*Prompt*. Retype the tail of the data exactly, starting at the line containing "Parse this screenshot: output" and stopping at the last line.

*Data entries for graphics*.
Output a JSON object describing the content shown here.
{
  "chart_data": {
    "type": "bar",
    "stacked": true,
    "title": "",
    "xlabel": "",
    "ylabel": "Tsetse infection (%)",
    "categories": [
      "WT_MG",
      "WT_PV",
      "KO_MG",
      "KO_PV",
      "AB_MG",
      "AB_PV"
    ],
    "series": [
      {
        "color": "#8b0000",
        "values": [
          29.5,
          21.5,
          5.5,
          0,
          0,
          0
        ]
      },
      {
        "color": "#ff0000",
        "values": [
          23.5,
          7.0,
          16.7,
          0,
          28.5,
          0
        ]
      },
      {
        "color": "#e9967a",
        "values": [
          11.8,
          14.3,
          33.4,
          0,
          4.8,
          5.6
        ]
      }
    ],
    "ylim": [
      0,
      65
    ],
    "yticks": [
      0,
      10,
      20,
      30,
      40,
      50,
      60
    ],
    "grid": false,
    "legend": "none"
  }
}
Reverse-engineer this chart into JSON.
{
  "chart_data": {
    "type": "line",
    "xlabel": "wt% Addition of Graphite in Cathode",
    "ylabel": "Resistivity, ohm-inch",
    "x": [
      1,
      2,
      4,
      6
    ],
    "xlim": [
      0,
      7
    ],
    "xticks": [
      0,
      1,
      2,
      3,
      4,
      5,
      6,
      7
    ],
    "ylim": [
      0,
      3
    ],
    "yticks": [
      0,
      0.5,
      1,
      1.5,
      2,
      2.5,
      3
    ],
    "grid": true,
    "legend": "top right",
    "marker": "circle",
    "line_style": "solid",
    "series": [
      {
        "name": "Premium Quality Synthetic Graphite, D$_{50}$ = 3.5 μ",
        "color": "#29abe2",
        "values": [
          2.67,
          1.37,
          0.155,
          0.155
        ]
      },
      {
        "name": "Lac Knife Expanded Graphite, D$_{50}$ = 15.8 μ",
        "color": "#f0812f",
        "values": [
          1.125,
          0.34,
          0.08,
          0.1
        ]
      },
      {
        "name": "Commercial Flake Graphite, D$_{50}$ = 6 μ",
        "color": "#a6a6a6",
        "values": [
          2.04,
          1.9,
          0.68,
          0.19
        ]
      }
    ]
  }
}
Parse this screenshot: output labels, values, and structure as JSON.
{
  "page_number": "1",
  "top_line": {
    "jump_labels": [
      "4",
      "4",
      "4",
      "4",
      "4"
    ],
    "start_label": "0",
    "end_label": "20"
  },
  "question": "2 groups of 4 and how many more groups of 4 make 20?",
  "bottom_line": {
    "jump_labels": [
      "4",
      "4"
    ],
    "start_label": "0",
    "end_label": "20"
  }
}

*Solved problem*.
Parse this screenshot: output labels, values, and structure as JSON.
{
  "page_number": "1",
  "top_line": {
    "jump_labels": [
      "4",
      "4",
      "4",
      "4",
      "4"
    ],
    "start_label": "0",
    "end_label": "20"
  },
  "question": "2 groups of 4 and how many more groups of 4 make 20?",
  "bottom_line": {
    "jump_labels": [
      "4",
      "4"
    ],
    "start_label": "0",
    "end_label": "20"
  }
}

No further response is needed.